● STATED EXERCISE:
Every record that follows must be duplicated exactly, with images left out.

Saved entries:
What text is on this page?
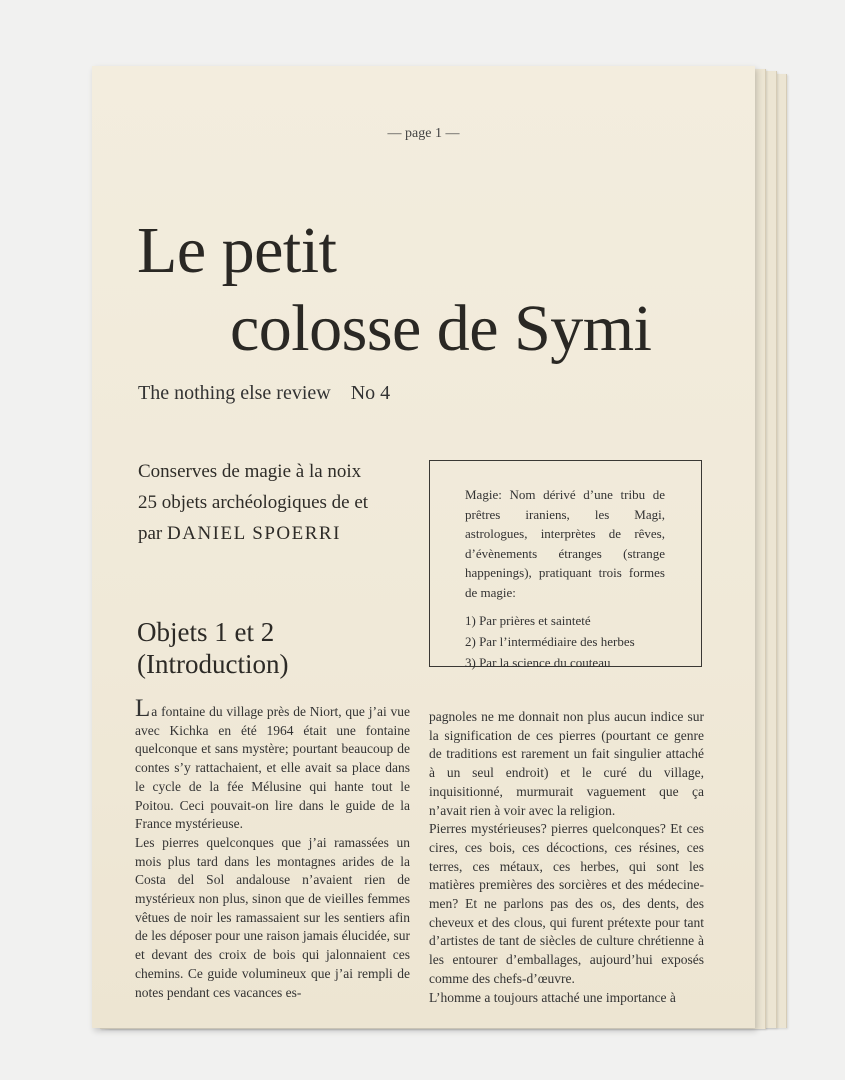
— page 1 —
Le petit
colosse de Symi
The nothing else review No 4
Conserves de magie à la noix
25 objets archéologiques de et
par DANIEL SPOERRI
Magie: Nom dérivé d’une tribu de prêtres iraniens, les Magi, astrologues, interprètes de rêves, d’évènements étranges (strange happenings), pratiquant trois formes de magie:
1) Par prières et sainteté
2) Par l’intermédiaire des herbes
3) Par la science du couteau
Objets 1 et 2
(Introduction)

La fontaine du village près de Niort, que j’ai vue avec Kichka en été 1964 était une fontaine quelconque et sans mystère; pourtant beaucoup de contes s’y rattachaient, et elle avait sa place dans le cycle de la fée Mélusine qui hante tout le Poitou. Ceci pouvait-on lire dans le guide de la France mystérieuse.

Les pierres quelconques que j’ai ramassées un mois plus tard dans les montagnes arides de la Costa del Sol andalouse n’avaient rien de mystérieux non plus, sinon que de vieilles femmes vêtues de noir les ramassaient sur les sentiers afin de les déposer pour une raison jamais élucidée, sur et devant des croix de bois qui jalonnaient ces chemins. Ce guide volumineux que j’ai rempli de notes pendant ces vacances es-

pagnoles ne me donnait non plus aucun indice sur la signification de ces pierres (pourtant ce genre de traditions est rarement un fait singulier attaché à un seul endroit) et le curé du village, inquisitionné, murmurait vaguement que ça n’avait rien à voir avec la religion.

Pierres mystérieuses? pierres quelconques? Et ces cires, ces bois, ces décoctions, ces résines, ces terres, ces métaux, ces herbes, qui sont les matières premières des sorcières et des médecine-men? Et ne parlons pas des os, des dents, des cheveux et des clous, qui furent prétexte pour tant d’artistes de tant de siècles de culture chrétienne à les entourer d’emballages, aujourd’hui exposés comme des chefs-d’œuvre.

L’homme a toujours attaché une importance à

● SOLUTION FOR THIS TASK:
What text is on this page?
— page 1 —
Le petit
colosse de Symi
The nothing else review No 4
Conserves de magie à la noix
25 objets archéologiques de et
par DANIEL SPOERRI
Magie: Nom dérivé d’une tribu de prêtres iraniens, les Magi, astrologues, interprètes de rêves, d’évènements étranges (strange happenings), pratiquant trois formes de magie:
1) Par prières et sainteté
2) Par l’intermédiaire des herbes
3) Par la science du couteau
Objets 1 et 2
(Introduction)

La fontaine du village près de Niort, que j’ai vue avec Kichka en été 1964 était une fontaine quelconque et sans mystère; pourtant beaucoup de contes s’y rattachaient, et elle avait sa place dans le cycle de la fée Mélusine qui hante tout le Poitou. Ceci pouvait-on lire dans le guide de la France mystérieuse.

Les pierres quelconques que j’ai ramassées un mois plus tard dans les montagnes arides de la Costa del Sol andalouse n’avaient rien de mystérieux non plus, sinon que de vieilles femmes vêtues de noir les ramassaient sur les sentiers afin de les déposer pour une raison jamais élucidée, sur et devant des croix de bois qui jalonnaient ces chemins. Ce guide volumineux que j’ai rempli de notes pendant ces vacances es-

pagnoles ne me donnait non plus aucun indice sur la signification de ces pierres (pourtant ce genre de traditions est rarement un fait singulier attaché à un seul endroit) et le curé du village, inquisitionné, murmurait vaguement que ça n’avait rien à voir avec la religion.

Pierres mystérieuses? pierres quelconques? Et ces cires, ces bois, ces décoctions, ces résines, ces terres, ces métaux, ces herbes, qui sont les matières premières des sorcières et des médecine-men? Et ne parlons pas des os, des dents, des cheveux et des clous, qui furent prétexte pour tant d’artistes de tant de siècles de culture chrétienne à les entourer d’emballages, aujourd’hui exposés comme des chefs-d’œuvre.

L’homme a toujours attaché une importance à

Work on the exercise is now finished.